──────── Records to process

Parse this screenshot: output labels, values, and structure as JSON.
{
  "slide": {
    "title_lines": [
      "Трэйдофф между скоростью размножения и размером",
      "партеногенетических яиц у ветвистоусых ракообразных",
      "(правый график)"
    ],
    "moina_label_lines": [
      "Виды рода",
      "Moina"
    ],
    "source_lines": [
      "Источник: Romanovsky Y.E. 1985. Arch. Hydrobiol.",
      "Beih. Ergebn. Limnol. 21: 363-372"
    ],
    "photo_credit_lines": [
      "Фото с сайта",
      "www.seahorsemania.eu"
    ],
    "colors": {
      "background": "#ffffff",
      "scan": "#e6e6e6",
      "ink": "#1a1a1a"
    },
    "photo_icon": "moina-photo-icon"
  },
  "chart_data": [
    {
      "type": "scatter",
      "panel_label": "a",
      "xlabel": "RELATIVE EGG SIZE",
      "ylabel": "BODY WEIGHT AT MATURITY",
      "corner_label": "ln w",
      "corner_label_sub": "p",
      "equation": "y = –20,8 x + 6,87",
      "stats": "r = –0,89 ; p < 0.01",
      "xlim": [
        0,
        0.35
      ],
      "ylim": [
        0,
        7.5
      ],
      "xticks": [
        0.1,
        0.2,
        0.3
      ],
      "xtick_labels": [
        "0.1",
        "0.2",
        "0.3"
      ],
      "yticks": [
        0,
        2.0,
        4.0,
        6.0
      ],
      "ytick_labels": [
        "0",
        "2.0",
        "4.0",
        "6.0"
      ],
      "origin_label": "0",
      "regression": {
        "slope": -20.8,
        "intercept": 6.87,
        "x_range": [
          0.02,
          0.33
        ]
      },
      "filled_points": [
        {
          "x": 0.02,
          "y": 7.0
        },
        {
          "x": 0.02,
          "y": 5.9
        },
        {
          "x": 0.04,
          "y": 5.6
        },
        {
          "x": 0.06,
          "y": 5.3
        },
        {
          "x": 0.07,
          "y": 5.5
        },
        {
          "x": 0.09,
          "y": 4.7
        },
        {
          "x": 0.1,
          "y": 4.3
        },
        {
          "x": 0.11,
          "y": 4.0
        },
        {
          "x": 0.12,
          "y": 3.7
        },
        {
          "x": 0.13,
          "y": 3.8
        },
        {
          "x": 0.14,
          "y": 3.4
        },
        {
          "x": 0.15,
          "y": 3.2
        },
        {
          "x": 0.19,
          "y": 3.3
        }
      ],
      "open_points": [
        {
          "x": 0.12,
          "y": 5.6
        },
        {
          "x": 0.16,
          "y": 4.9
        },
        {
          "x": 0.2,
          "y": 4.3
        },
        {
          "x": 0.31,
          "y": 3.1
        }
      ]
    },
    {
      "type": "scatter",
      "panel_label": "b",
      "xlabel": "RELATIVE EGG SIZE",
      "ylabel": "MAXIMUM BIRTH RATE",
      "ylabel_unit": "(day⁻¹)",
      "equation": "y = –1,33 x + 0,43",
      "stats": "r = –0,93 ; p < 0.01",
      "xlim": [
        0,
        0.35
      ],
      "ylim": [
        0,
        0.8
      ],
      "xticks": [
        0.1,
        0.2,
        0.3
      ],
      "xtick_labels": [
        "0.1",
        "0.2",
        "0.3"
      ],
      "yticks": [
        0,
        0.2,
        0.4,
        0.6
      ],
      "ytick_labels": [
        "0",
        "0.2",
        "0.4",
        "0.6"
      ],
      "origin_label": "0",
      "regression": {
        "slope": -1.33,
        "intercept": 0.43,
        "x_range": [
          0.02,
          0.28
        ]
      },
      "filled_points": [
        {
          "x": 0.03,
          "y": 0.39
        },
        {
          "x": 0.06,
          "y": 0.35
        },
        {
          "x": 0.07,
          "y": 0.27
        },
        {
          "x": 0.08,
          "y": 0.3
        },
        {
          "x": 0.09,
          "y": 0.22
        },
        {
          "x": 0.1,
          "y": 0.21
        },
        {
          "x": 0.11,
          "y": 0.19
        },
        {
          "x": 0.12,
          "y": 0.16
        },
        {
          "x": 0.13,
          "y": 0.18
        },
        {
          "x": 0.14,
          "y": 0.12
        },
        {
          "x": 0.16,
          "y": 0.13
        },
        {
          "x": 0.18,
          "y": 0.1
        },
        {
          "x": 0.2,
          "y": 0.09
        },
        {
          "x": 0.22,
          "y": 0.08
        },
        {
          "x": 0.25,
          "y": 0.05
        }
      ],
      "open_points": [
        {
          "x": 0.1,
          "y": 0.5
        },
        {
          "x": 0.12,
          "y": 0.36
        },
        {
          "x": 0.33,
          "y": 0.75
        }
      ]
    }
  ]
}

────────────────

[Exercise]: Return every line holding the word "equation" from the records.

[Problem solution]:
      "equation": "y = –20,8 x + 6,87",
      "equation": "y = –1,33 x + 0,43",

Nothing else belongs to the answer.